• Selected passage
>> start
My Transgender Life After Wesleyan | A Transphobic Experience in Philly

Jean Pockrus
July 7, 2008

http://www.collegeotr.com/wesleyan_university/my_transgender_life_after_wesleyan_transphobia_9907

Yesterday I was violently, physically attacked by a group of transphobic teenagers, three black girls probably between the ages of 15 and 17 years old, in downtown Philadelphia. I was waiting for a bus on the corner as the three girls were walking across the street, staring at me and saying aloud to each other, "Is that a boy or a girl?" Then they began addressing me, "Are you a boy or a girl?" while looking down on me and laughing.
>> end
• Exercise task 1
Condense the paragraph of the Philadelphia attack account that begins "Yesterday I was violently" into two or three shorter sentences, keeping its main facts.
• Exercise task 2
Write the next paragraph of the account of the attack in Philadelphia, continuing after the girls' question and laughter.
The listing that comes next has no connection to the account of the Philadelphia attack.

• Supplied data
>> start
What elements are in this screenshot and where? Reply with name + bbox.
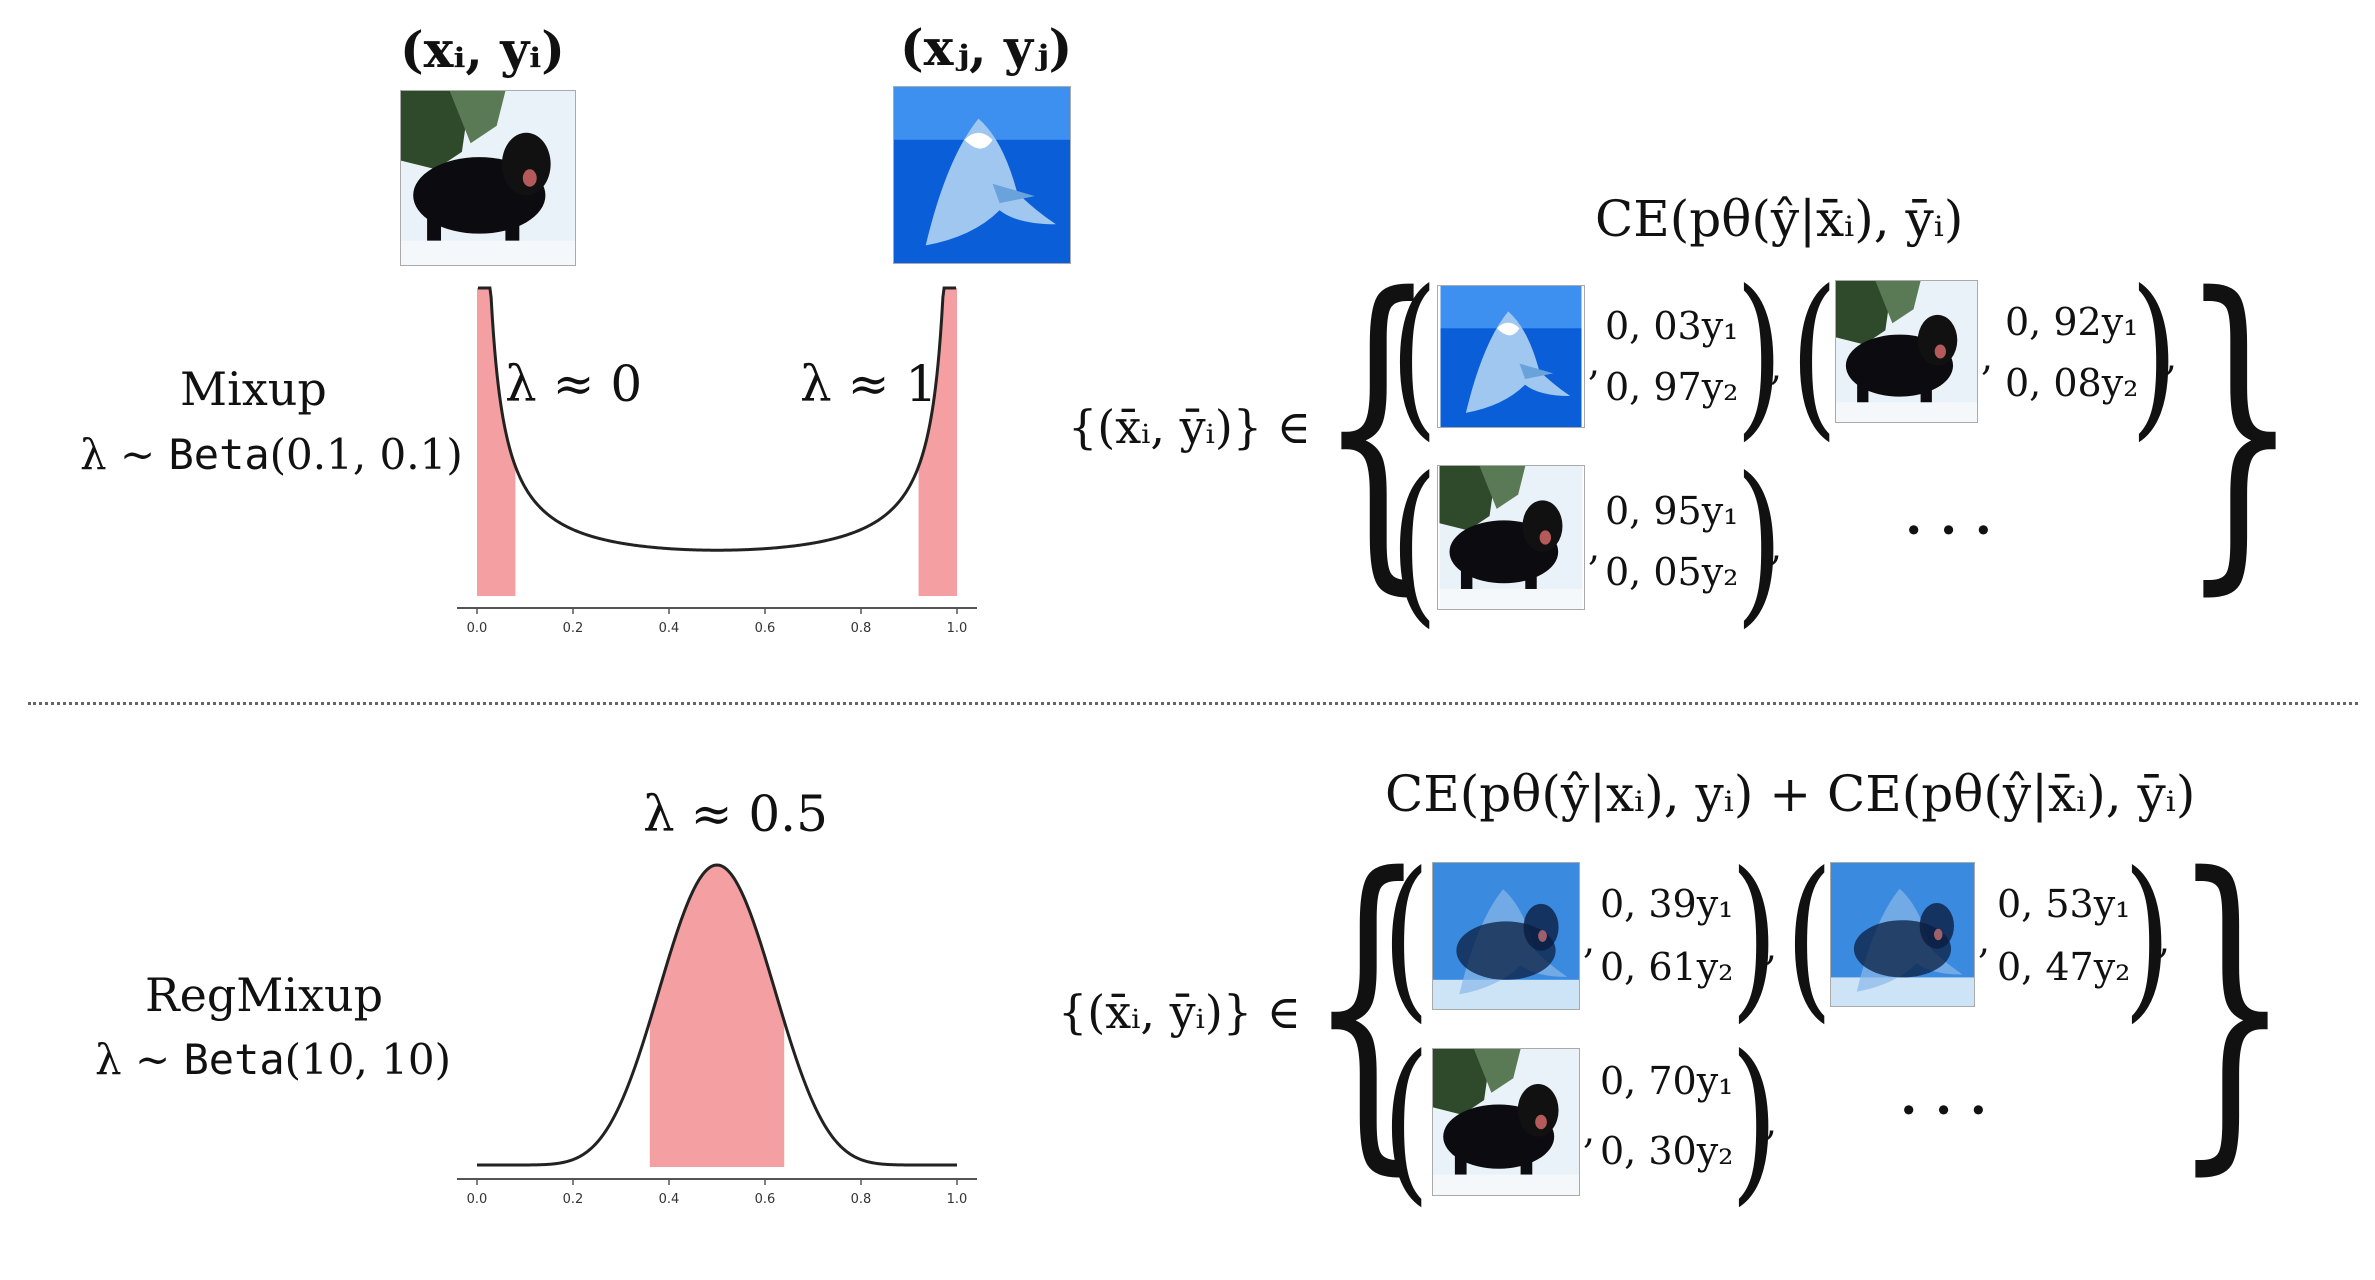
>> end
• Written reply 1
Yesterday, while I waited for a bus on a downtown Philadelphia corner, three transphobic teenage girls, probably 15 to 17 years old, physically attacked me. Before the attack, they crossed the street staring at me, asked each other aloud whether I was a boy or a girl, and then asked me directly while looking down on me and laughing.

• Written reply 2
I did what I usually do in these transphobic situations when I'm taunted or stared at. I stared back. I stared back at the girls and said plainly, "It's rude to stare at people." (I also usually answer: "No, I'm not a boy or a girl," to that familiar question, "Are you a boy or a girl?" But I didn't say anything else this time.) One of their friends who was walking with them, a young man who looked about twenty, shouted, "Oh! That bitch said 'respect her.'" I thought the group was just going to continue walking on and leave me alone, but a few moments later one of the girls took a few sauntering steps towards me, smiling a little, and then pulled her arm back fast and punched me hard in the left side of my face.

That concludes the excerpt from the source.